Records shown:
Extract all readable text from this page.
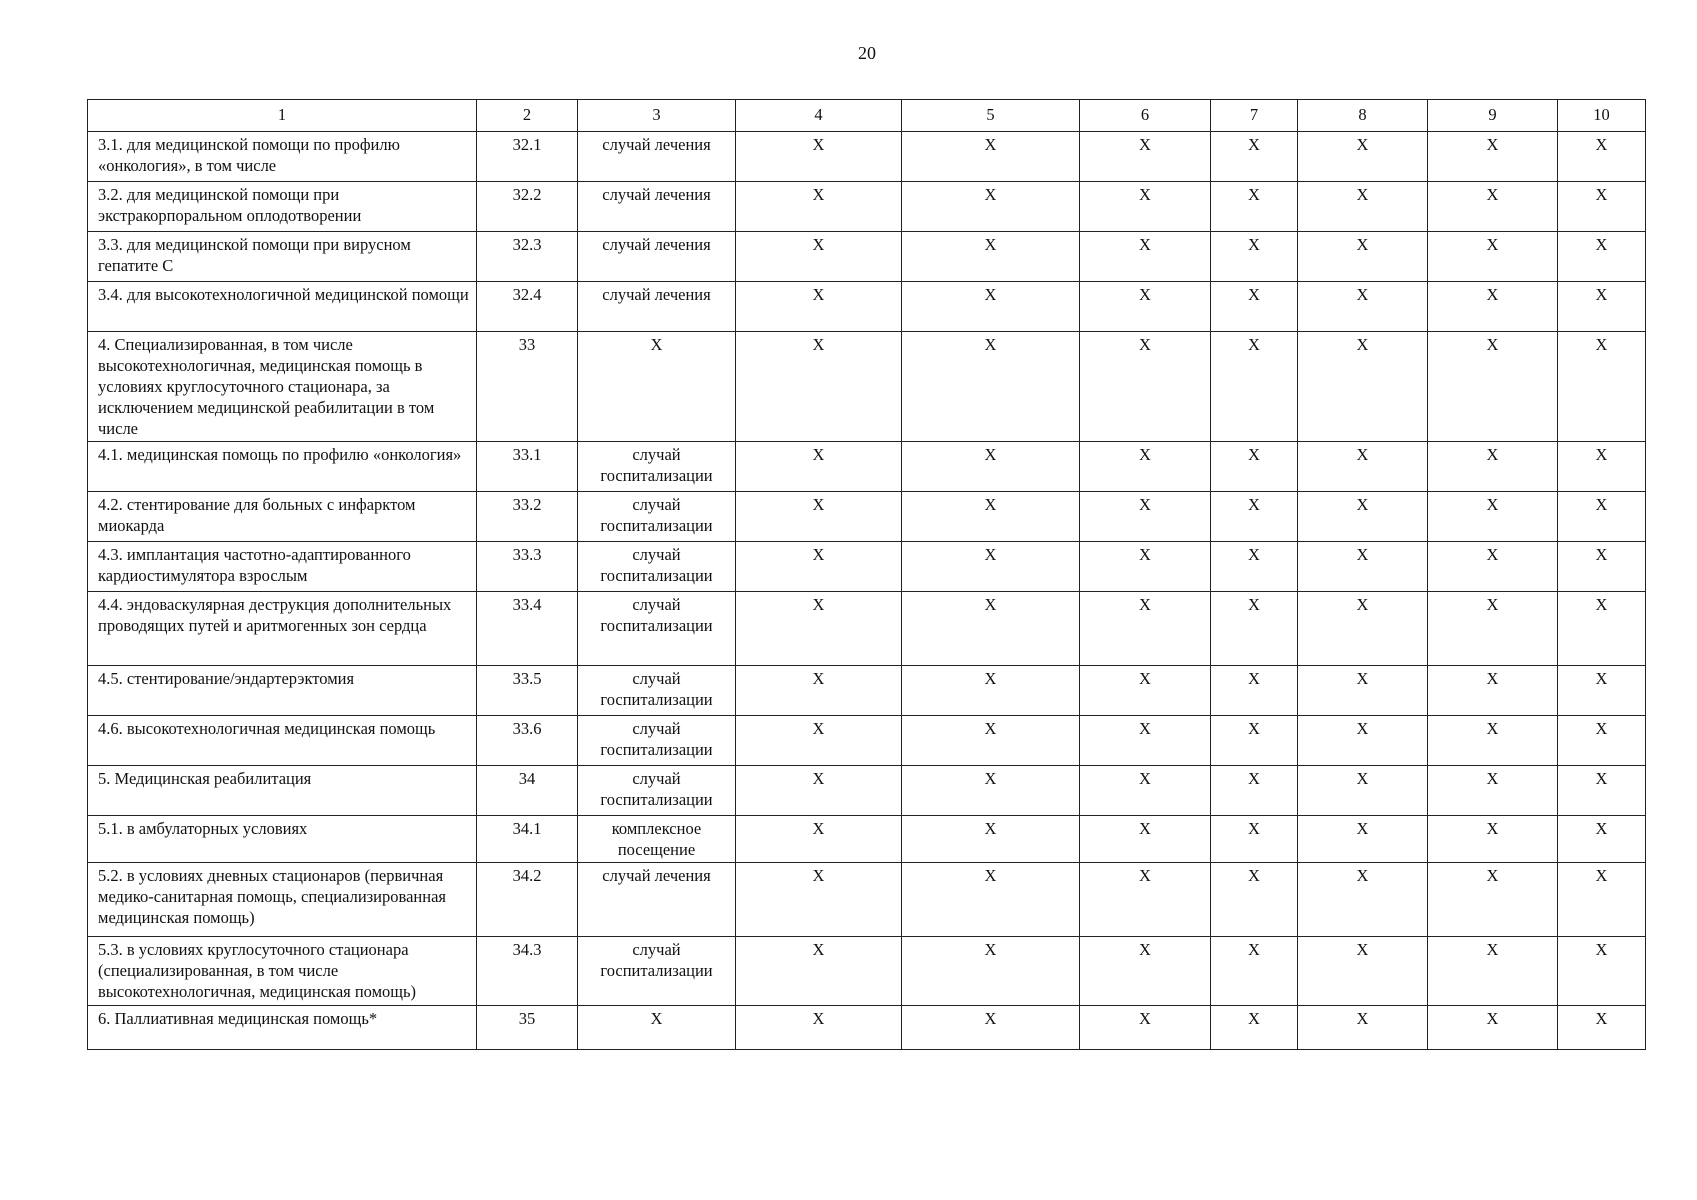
20
1	2	3	4	5	6	7	8	9	10
3.1. для медицинской помощи по профилю «онкология», в том числе	32.1	случай лечения	X	X	X	X	X	X	X
3.2. для медицинской помощи при экстракорпоральном оплодотворении	32.2	случай лечения	X	X	X	X	X	X	X
3.3. для медицинской помощи при вирусном гепатите С	32.3	случай лечения	X	X	X	X	X	X	X
3.4. для высокотехнологичной медицинской помощи	32.4	случай лечения	X	X	X	X	X	X	X
4. Специализированная, в том числе высокотехнологичная, медицинская помощь в условиях круглосуточного стационара, за исключением медицинской реабилитации в том числе	33	X	X	X	X	X	X	X	X
4.1. медицинская помощь по профилю «онкология»	33.1	случай госпитализации	X	X	X	X	X	X	X
4.2. стентирование для больных с инфарктом миокарда	33.2	случай госпитализации	X	X	X	X	X	X	X
4.3. имплантация частотно-адаптированного кардиостимулятора взрослым	33.3	случай госпитализации	X	X	X	X	X	X	X
4.4. эндоваскулярная деструкция дополнительных проводящих путей и аритмогенных зон сердца	33.4	случай госпитализации	X	X	X	X	X	X	X
4.5. стентирование/эндартерэктомия	33.5	случай госпитализации	X	X	X	X	X	X	X
4.6. высокотехнологичная медицинская помощь	33.6	случай госпитализации	X	X	X	X	X	X	X
5. Медицинская реабилитация	34	случай госпитализации	X	X	X	X	X	X	X
5.1. в амбулаторных условиях	34.1	комплексное посещение	X	X	X	X	X	X	X
5.2. в условиях дневных стационаров (первичная медико-санитарная помощь, специализированная медицинская помощь)	34.2	случай лечения	X	X	X	X	X	X	X
5.3. в условиях круглосуточного стационара (специализированная, в том числе высокотехнологичная, медицинская помощь)	34.3	случай госпитализации	X	X	X	X	X	X	X
6. Паллиативная медицинская помощь*	35	X	X	X	X	X	X	X	X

Job: Repeat the listing in full and exactly. Leave any pictures out.

Task output:
Extract all readable text from this page.
20
1	2	3	4	5	6	7	8	9	10
3.1. для медицинской помощи по профилю «онкология», в том числе	32.1	случай лечения	X	X	X	X	X	X	X
3.2. для медицинской помощи при экстракорпоральном оплодотворении	32.2	случай лечения	X	X	X	X	X	X	X
3.3. для медицинской помощи при вирусном гепатите С	32.3	случай лечения	X	X	X	X	X	X	X
3.4. для высокотехнологичной медицинской помощи	32.4	случай лечения	X	X	X	X	X	X	X
4. Специализированная, в том числе высокотехнологичная, медицинская помощь в условиях круглосуточного стационара, за исключением медицинской реабилитации в том числе	33	X	X	X	X	X	X	X	X
4.1. медицинская помощь по профилю «онкология»	33.1	случай госпитализации	X	X	X	X	X	X	X
4.2. стентирование для больных с инфарктом миокарда	33.2	случай госпитализации	X	X	X	X	X	X	X
4.3. имплантация частотно-адаптированного кардиостимулятора взрослым	33.3	случай госпитализации	X	X	X	X	X	X	X
4.4. эндоваскулярная деструкция дополнительных проводящих путей и аритмогенных зон сердца	33.4	случай госпитализации	X	X	X	X	X	X	X
4.5. стентирование/эндартерэктомия	33.5	случай госпитализации	X	X	X	X	X	X	X
4.6. высокотехнологичная медицинская помощь	33.6	случай госпитализации	X	X	X	X	X	X	X
5. Медицинская реабилитация	34	случай госпитализации	X	X	X	X	X	X	X
5.1. в амбулаторных условиях	34.1	комплексное посещение	X	X	X	X	X	X	X
5.2. в условиях дневных стационаров (первичная медико-санитарная помощь, специализированная медицинская помощь)	34.2	случай лечения	X	X	X	X	X	X	X
5.3. в условиях круглосуточного стационара (специализированная, в том числе высокотехнологичная, медицинская помощь)	34.3	случай госпитализации	X	X	X	X	X	X	X
6. Паллиативная медицинская помощь*	35	X	X	X	X	X	X	X	X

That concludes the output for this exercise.